Saved entries
•••

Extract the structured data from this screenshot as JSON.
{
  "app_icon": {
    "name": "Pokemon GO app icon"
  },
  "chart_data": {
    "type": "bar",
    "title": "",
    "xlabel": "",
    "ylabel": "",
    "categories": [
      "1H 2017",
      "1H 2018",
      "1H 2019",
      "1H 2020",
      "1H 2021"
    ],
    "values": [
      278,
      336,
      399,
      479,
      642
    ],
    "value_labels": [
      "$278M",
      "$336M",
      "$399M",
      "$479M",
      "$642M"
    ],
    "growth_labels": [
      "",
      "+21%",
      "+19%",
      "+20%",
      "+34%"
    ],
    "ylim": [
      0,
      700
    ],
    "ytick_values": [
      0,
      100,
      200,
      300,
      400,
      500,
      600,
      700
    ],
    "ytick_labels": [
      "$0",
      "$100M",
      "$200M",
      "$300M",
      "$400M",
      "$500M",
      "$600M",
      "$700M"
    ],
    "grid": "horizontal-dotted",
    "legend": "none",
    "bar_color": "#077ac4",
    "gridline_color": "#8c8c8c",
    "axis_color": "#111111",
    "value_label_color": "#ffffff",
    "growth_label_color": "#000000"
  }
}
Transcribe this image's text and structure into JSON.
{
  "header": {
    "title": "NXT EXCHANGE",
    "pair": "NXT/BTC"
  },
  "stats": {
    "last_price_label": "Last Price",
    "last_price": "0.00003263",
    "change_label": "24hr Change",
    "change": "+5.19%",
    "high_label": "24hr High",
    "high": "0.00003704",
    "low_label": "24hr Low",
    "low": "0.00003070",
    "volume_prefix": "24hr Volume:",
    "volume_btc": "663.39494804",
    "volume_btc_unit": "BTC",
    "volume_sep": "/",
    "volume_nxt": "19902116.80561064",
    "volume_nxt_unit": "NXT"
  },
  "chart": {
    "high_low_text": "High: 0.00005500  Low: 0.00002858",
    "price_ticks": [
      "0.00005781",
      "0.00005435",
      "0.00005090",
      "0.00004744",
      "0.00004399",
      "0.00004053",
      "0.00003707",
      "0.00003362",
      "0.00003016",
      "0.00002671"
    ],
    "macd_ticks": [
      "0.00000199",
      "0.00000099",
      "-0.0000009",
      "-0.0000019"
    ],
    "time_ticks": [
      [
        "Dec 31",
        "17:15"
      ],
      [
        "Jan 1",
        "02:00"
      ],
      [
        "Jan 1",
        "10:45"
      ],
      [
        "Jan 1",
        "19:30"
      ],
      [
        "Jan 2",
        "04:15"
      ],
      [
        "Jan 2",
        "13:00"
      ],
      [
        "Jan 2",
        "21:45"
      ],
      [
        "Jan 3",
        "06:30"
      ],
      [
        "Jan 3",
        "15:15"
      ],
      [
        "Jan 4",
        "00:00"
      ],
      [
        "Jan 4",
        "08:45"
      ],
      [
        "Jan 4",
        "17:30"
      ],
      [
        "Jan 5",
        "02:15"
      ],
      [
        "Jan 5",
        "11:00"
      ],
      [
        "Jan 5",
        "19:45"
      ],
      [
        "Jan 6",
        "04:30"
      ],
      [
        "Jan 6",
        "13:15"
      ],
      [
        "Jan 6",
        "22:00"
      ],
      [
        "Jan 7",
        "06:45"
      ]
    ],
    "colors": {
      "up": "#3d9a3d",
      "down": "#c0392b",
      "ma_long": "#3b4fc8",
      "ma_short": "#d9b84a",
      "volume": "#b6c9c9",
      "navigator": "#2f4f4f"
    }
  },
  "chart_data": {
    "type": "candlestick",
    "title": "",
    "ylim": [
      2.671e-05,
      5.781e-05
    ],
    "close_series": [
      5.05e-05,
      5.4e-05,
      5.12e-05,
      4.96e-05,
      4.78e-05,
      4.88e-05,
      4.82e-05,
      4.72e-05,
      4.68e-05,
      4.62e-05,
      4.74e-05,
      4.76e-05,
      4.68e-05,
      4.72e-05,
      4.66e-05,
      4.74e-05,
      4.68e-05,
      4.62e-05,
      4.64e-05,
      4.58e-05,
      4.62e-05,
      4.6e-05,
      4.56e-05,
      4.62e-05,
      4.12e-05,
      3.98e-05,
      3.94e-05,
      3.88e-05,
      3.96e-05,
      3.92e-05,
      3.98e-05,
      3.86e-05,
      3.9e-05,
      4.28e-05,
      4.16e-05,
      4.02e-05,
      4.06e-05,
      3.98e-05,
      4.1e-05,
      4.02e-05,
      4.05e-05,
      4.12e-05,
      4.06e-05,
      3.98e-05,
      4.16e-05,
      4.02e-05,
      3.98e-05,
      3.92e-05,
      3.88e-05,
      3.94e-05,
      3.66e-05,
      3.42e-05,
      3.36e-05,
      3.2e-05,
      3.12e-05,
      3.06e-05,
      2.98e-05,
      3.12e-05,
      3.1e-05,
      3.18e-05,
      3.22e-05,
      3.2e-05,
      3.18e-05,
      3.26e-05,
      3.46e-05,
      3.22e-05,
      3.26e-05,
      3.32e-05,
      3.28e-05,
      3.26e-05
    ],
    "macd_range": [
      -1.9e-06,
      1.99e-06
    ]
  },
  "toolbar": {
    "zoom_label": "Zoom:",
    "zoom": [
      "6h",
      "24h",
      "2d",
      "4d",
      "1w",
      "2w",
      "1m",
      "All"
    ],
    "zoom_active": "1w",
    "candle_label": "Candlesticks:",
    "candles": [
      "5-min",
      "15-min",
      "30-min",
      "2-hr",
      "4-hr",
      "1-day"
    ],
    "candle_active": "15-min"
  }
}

•••

Given request ▸
Return all of the data precisely as it appears.

Result ▸
Extract the structured data from this screenshot as JSON.
{
  "app_icon": {
    "name": "Pokemon GO app icon"
  },
  "chart_data": {
    "type": "bar",
    "title": "",
    "xlabel": "",
    "ylabel": "",
    "categories": [
      "1H 2017",
      "1H 2018",
      "1H 2019",
      "1H 2020",
      "1H 2021"
    ],
    "values": [
      278,
      336,
      399,
      479,
      642
    ],
    "value_labels": [
      "$278M",
      "$336M",
      "$399M",
      "$479M",
      "$642M"
    ],
    "growth_labels": [
      "",
      "+21%",
      "+19%",
      "+20%",
      "+34%"
    ],
    "ylim": [
      0,
      700
    ],
    "ytick_values": [
      0,
      100,
      200,
      300,
      400,
      500,
      600,
      700
    ],
    "ytick_labels": [
      "$0",
      "$100M",
      "$200M",
      "$300M",
      "$400M",
      "$500M",
      "$600M",
      "$700M"
    ],
    "grid": "horizontal-dotted",
    "legend": "none",
    "bar_color": "#077ac4",
    "gridline_color": "#8c8c8c",
    "axis_color": "#111111",
    "value_label_color": "#ffffff",
    "growth_label_color": "#000000"
  }
}
Transcribe this image's text and structure into JSON.
{
  "header": {
    "title": "NXT EXCHANGE",
    "pair": "NXT/BTC"
  },
  "stats": {
    "last_price_label": "Last Price",
    "last_price": "0.00003263",
    "change_label": "24hr Change",
    "change": "+5.19%",
    "high_label": "24hr High",
    "high": "0.00003704",
    "low_label": "24hr Low",
    "low": "0.00003070",
    "volume_prefix": "24hr Volume:",
    "volume_btc": "663.39494804",
    "volume_btc_unit": "BTC",
    "volume_sep": "/",
    "volume_nxt": "19902116.80561064",
    "volume_nxt_unit": "NXT"
  },
  "chart": {
    "high_low_text": "High: 0.00005500  Low: 0.00002858",
    "price_ticks": [
      "0.00005781",
      "0.00005435",
      "0.00005090",
      "0.00004744",
      "0.00004399",
      "0.00004053",
      "0.00003707",
      "0.00003362",
      "0.00003016",
      "0.00002671"
    ],
    "macd_ticks": [
      "0.00000199",
      "0.00000099",
      "-0.0000009",
      "-0.0000019"
    ],
    "time_ticks": [
      [
        "Dec 31",
        "17:15"
      ],
      [
        "Jan 1",
        "02:00"
      ],
      [
        "Jan 1",
        "10:45"
      ],
      [
        "Jan 1",
        "19:30"
      ],
      [
        "Jan 2",
        "04:15"
      ],
      [
        "Jan 2",
        "13:00"
      ],
      [
        "Jan 2",
        "21:45"
      ],
      [
        "Jan 3",
        "06:30"
      ],
      [
        "Jan 3",
        "15:15"
      ],
      [
        "Jan 4",
        "00:00"
      ],
      [
        "Jan 4",
        "08:45"
      ],
      [
        "Jan 4",
        "17:30"
      ],
      [
        "Jan 5",
        "02:15"
      ],
      [
        "Jan 5",
        "11:00"
      ],
      [
        "Jan 5",
        "19:45"
      ],
      [
        "Jan 6",
        "04:30"
      ],
      [
        "Jan 6",
        "13:15"
      ],
      [
        "Jan 6",
        "22:00"
      ],
      [
        "Jan 7",
        "06:45"
      ]
    ],
    "colors": {
      "up": "#3d9a3d",
      "down": "#c0392b",
      "ma_long": "#3b4fc8",
      "ma_short": "#d9b84a",
      "volume": "#b6c9c9",
      "navigator": "#2f4f4f"
    }
  },
  "chart_data": {
    "type": "candlestick",
    "title": "",
    "ylim": [
      2.671e-05,
      5.781e-05
    ],
    "close_series": [
      5.05e-05,
      5.4e-05,
      5.12e-05,
      4.96e-05,
      4.78e-05,
      4.88e-05,
      4.82e-05,
      4.72e-05,
      4.68e-05,
      4.62e-05,
      4.74e-05,
      4.76e-05,
      4.68e-05,
      4.72e-05,
      4.66e-05,
      4.74e-05,
      4.68e-05,
      4.62e-05,
      4.64e-05,
      4.58e-05,
      4.62e-05,
      4.6e-05,
      4.56e-05,
      4.62e-05,
      4.12e-05,
      3.98e-05,
      3.94e-05,
      3.88e-05,
      3.96e-05,
      3.92e-05,
      3.98e-05,
      3.86e-05,
      3.9e-05,
      4.28e-05,
      4.16e-05,
      4.02e-05,
      4.06e-05,
      3.98e-05,
      4.1e-05,
      4.02e-05,
      4.05e-05,
      4.12e-05,
      4.06e-05,
      3.98e-05,
      4.16e-05,
      4.02e-05,
      3.98e-05,
      3.92e-05,
      3.88e-05,
      3.94e-05,
      3.66e-05,
      3.42e-05,
      3.36e-05,
      3.2e-05,
      3.12e-05,
      3.06e-05,
      2.98e-05,
      3.12e-05,
      3.1e-05,
      3.18e-05,
      3.22e-05,
      3.2e-05,
      3.18e-05,
      3.26e-05,
      3.46e-05,
      3.22e-05,
      3.26e-05,
      3.32e-05,
      3.28e-05,
      3.26e-05
    ],
    "macd_range": [
      -1.9e-06,
      1.99e-06
    ]
  },
  "toolbar": {
    "zoom_label": "Zoom:",
    "zoom": [
      "6h",
      "24h",
      "2d",
      "4d",
      "1w",
      "2w",
      "1m",
      "All"
    ],
    "zoom_active": "1w",
    "candle_label": "Candlesticks:",
    "candles": [
      "5-min",
      "15-min",
      "30-min",
      "2-hr",
      "4-hr",
      "1-day"
    ],
    "candle_active": "15-min"
  }
}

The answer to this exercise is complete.